● **OBJECTIVE**
Locate each line holding the string "headshots" and copy it.
● ● ● ●
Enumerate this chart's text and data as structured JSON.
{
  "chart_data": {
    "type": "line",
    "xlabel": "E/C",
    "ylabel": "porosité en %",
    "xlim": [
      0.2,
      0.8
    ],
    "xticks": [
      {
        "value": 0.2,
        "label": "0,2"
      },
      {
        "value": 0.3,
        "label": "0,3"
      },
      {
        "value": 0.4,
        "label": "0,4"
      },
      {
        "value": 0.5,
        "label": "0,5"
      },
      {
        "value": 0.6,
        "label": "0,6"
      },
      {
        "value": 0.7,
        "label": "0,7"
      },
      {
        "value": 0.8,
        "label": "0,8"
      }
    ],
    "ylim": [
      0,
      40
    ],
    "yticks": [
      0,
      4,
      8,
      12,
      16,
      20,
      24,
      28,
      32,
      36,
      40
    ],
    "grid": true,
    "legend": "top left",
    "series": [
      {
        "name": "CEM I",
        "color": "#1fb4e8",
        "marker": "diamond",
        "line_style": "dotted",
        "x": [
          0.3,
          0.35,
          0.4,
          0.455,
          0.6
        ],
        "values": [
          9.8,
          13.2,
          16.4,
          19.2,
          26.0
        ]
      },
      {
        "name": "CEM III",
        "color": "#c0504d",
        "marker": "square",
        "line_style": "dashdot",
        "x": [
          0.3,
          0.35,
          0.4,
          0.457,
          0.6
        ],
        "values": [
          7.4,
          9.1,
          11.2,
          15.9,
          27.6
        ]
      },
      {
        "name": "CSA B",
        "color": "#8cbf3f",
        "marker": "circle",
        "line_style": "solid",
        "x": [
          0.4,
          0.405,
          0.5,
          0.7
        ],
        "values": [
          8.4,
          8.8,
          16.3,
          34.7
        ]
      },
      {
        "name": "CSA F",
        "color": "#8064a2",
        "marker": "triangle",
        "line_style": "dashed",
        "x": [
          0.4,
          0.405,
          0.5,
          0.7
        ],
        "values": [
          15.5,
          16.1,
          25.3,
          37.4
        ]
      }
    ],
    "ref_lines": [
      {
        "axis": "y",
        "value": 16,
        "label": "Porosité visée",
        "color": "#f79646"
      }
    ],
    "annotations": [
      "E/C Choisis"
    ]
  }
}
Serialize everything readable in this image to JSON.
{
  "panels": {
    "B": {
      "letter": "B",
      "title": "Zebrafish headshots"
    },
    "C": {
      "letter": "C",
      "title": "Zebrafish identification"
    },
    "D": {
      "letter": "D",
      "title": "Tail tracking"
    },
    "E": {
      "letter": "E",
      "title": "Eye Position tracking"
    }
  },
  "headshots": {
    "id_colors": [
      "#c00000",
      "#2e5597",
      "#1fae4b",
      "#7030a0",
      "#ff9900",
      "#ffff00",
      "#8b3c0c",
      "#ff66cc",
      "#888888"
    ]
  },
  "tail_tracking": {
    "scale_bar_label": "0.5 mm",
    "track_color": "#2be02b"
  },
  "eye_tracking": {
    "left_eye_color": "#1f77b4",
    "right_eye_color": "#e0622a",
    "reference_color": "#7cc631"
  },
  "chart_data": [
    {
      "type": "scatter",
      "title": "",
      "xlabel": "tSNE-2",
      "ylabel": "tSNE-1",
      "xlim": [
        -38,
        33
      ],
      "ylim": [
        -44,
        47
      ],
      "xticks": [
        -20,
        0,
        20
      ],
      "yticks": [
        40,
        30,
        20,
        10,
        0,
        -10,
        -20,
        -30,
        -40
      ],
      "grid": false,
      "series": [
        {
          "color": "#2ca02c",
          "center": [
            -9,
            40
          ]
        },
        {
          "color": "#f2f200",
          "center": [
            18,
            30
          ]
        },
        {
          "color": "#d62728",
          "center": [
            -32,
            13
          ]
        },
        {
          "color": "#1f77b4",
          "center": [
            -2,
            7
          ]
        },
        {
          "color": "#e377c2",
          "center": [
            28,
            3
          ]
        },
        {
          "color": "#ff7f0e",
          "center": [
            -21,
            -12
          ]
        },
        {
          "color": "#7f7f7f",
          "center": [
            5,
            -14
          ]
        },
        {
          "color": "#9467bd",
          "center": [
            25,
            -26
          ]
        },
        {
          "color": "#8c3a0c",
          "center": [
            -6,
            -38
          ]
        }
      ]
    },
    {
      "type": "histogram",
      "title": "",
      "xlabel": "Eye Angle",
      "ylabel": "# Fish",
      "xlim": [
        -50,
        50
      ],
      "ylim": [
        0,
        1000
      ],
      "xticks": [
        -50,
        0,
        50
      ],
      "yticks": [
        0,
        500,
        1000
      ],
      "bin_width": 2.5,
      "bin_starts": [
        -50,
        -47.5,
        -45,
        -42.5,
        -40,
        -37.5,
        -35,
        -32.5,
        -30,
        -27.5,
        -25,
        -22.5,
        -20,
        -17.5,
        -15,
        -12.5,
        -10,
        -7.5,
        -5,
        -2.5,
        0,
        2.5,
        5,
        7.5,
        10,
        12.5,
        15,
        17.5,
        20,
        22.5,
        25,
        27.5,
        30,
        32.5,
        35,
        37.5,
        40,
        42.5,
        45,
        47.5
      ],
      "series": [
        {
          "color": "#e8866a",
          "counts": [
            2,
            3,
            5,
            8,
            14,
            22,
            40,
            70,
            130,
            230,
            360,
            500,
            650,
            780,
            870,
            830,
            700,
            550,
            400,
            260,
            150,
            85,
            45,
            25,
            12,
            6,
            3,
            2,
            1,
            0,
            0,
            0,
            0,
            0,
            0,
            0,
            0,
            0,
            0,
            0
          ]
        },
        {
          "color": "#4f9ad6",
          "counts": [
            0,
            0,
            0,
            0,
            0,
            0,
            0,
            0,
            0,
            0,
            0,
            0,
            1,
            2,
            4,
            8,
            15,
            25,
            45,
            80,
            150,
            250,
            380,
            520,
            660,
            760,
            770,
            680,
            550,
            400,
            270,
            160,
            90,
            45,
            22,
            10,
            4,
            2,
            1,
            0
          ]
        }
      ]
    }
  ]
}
● ● ● ●
● **THE ANSWER**
      "title": "Zebrafish headshots"
  "headshots": {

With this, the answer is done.